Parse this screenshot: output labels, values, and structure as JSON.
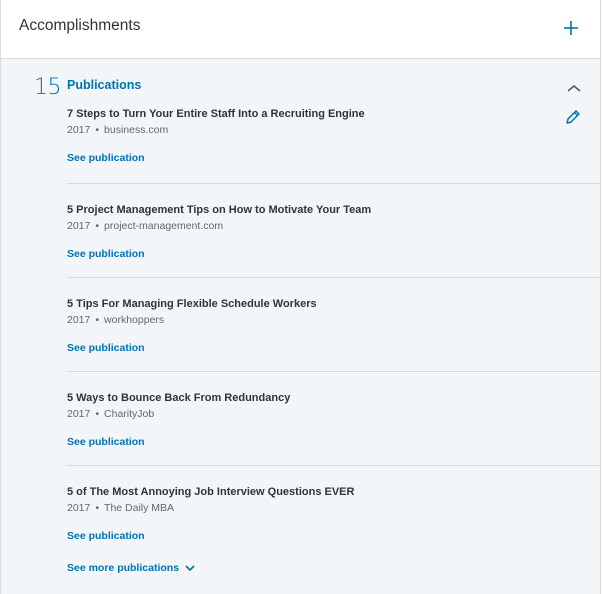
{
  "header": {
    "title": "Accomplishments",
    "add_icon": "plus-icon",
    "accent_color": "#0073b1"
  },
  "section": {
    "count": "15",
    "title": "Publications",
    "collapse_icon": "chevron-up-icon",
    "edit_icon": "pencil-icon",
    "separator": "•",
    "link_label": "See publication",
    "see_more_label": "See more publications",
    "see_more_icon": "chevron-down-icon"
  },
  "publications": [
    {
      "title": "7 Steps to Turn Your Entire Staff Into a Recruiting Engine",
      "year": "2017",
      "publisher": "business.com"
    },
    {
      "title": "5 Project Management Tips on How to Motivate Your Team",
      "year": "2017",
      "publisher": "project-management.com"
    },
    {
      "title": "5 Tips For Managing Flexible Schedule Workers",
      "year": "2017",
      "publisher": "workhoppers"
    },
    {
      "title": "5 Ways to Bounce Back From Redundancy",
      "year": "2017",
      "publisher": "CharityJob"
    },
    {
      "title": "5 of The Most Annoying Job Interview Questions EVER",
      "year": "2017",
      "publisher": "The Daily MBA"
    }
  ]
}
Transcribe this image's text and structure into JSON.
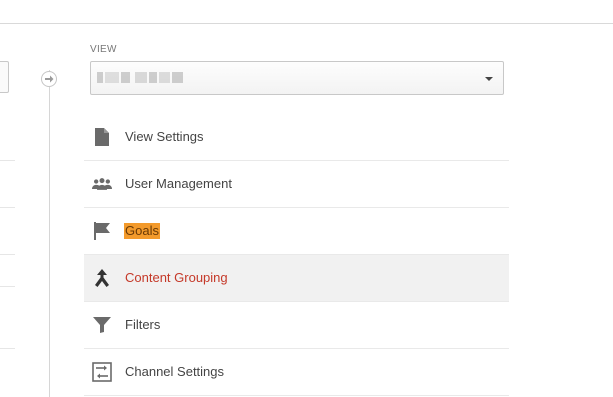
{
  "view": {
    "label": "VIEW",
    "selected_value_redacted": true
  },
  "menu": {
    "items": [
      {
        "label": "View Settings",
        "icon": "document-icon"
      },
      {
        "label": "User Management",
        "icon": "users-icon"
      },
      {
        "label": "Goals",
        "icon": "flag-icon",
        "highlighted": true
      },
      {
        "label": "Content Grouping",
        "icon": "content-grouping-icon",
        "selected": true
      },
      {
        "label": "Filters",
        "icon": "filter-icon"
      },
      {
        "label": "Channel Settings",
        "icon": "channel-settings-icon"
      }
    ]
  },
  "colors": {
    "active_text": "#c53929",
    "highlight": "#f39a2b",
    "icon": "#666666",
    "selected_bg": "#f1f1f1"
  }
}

################

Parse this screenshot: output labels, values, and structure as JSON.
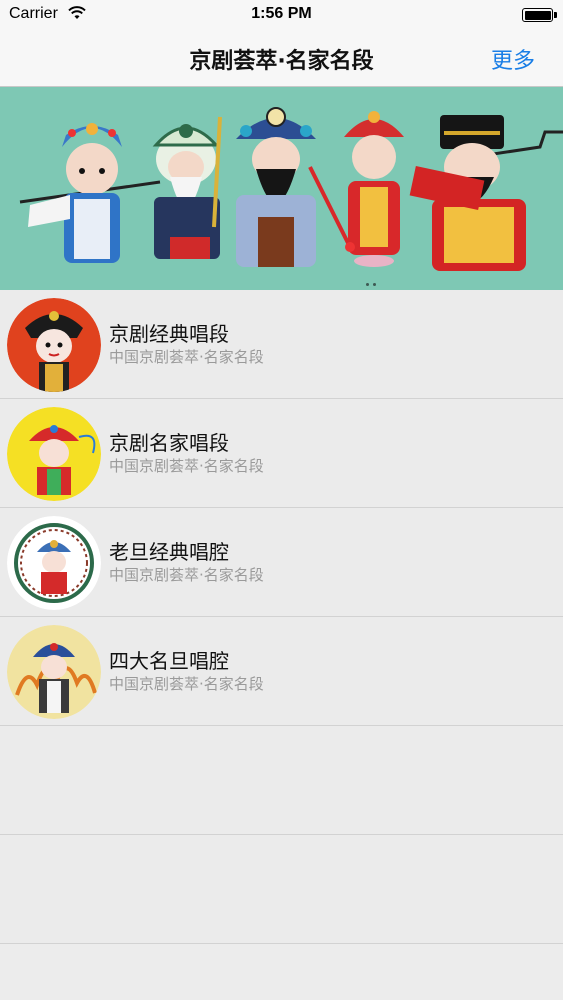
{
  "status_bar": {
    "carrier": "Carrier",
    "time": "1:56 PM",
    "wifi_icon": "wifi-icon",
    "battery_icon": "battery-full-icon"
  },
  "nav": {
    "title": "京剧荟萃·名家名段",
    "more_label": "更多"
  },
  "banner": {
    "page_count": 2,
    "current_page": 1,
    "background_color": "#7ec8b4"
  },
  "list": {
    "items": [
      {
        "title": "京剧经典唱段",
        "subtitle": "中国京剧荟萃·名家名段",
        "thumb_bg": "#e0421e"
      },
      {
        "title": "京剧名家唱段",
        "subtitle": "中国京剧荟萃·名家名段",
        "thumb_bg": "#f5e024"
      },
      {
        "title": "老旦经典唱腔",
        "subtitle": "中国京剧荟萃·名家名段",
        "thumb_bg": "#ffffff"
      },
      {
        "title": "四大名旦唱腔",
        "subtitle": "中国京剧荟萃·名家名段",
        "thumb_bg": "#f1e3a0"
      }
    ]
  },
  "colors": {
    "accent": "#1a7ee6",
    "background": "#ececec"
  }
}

################

> _Exercise instructions_
Copy each line containing the word "publisher" from the data.

> _Correct result_
      "publisher": "business.com"
      "publisher": "project-management.com"
      "publisher": "workhoppers"
      "publisher": "CharityJob"
      "publisher": "The Daily MBA"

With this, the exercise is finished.